Written exercise 1: Retype the passage on sleep and teaching, starting with "Many resources correctly" and going on through "fully to blame.".

Selected passage:

○ ○ ○

Many resources correctly recommend good lesson plans, making a presence in the room, or other things as key issues to good teaching.
However, the most important factor is a good night's sleep.
This factor is so important that you can come to class with a bad lesson plan - or no lesson plan at all - and manage, if you're rested. The lesson won't be great, but you will be able to manage the class, exert reasonable discipline, and teach to some degree.
If the situation is reversed, and if you have a very good lesson plan but you're tired, you will flop.
Discipline in your class will be poor when you are not rested. Sure, you'll blame the kids but they are not fully to blame.
When you're rested you're more interesting, the lesson flows more smoothly, you cover things in more rapid fire order, and you can control the class. You can also explain things, issues, and concepts more successfully when you are rested.
When you're tired, your brain is also tired.
Thus, all the other guidelines and rules are valid and important. Do them.

○ ○ ○

Layout records:
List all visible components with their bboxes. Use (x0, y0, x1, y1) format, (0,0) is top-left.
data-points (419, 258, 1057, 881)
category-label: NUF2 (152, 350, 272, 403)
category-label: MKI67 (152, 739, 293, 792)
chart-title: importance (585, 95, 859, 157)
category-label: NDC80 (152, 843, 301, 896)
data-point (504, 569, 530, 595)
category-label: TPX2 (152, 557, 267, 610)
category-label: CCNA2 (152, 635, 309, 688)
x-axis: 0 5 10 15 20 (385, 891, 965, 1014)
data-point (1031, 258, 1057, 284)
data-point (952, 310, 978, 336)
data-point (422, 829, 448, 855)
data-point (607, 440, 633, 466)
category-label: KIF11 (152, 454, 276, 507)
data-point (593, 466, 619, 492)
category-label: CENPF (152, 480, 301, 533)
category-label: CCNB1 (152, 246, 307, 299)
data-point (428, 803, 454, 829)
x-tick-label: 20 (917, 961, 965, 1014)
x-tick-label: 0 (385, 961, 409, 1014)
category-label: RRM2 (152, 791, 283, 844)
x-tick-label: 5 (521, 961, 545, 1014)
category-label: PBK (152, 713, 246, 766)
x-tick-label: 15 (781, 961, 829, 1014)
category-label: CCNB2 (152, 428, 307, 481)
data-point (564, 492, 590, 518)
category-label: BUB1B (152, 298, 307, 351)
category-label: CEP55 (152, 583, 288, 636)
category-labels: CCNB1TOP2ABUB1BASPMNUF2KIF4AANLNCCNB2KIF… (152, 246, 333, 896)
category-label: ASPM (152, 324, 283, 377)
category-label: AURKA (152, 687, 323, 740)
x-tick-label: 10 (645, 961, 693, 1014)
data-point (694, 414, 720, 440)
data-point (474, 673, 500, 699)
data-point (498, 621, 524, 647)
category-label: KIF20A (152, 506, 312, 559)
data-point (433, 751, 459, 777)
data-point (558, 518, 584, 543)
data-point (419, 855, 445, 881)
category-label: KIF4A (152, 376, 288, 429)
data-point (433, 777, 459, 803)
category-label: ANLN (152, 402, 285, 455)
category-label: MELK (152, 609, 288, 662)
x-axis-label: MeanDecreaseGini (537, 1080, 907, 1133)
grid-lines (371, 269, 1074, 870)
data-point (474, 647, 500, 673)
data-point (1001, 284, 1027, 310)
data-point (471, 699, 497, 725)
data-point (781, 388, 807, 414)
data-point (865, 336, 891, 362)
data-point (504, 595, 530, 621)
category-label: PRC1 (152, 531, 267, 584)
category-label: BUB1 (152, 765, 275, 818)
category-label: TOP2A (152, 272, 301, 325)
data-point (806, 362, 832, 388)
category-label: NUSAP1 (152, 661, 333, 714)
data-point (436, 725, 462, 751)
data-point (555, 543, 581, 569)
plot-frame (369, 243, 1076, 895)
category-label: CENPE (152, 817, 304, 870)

○ ○ ○

Written exercise 2: Pull out every row of the layout records that contains the string "axis", treating uppercase and lowercase as different.

Worked answer 1:
Many resources correctly recommend good lesson plans, making a presence in the room, or other things as key issues to good teaching.
However, the most important factor is a good night's sleep.
This factor is so important that you can come to class with a bad lesson plan - or no lesson plan at all - and manage, if you're rested. The lesson won't be great, but you will be able to manage the class, exert reasonable discipline, and teach to some degree.
If the situation is reversed, and if you have a very good lesson plan but you're tired, you will flop.
Discipline in your class will be poor when you are not rested. Sure, you'll blame the kids but they are not fully to blame.

Worked answer 2:
x-axis: 0 5 10 15 20 (385, 891, 965, 1014)
x-axis-label: MeanDecreaseGini (537, 1080, 907, 1133)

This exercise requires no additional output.